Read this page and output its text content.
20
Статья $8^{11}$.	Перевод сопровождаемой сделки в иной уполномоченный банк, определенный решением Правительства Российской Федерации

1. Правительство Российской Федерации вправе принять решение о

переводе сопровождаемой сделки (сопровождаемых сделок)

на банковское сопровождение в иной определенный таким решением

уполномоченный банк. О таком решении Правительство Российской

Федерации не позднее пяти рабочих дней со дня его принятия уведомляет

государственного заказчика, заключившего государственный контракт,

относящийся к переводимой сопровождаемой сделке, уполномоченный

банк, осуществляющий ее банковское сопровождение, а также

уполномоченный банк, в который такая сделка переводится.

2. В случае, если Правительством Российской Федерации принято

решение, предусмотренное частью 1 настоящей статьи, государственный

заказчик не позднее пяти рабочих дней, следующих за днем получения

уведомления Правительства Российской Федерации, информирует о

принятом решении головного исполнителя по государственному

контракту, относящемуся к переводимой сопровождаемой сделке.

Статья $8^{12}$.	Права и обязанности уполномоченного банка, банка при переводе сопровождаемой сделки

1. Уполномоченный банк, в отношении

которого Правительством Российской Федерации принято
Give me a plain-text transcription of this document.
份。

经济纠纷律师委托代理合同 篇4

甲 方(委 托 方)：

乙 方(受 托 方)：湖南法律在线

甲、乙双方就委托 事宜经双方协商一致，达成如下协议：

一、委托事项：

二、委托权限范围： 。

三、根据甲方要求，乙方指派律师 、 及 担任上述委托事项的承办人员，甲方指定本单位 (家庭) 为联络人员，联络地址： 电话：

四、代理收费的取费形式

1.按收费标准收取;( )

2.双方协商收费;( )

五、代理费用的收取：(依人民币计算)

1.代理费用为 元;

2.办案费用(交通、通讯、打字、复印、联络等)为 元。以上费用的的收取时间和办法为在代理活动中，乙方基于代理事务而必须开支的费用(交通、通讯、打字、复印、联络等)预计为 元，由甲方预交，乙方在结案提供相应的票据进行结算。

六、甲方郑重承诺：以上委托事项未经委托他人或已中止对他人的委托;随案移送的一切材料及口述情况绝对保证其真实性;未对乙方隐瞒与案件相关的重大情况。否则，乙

EXERCISE TASK:
Identify each line of the material where the word "this" shows up, and copy it.

FINISHED TASK:
Read this page and output its text content.
Give me a plain-text transcription of this document.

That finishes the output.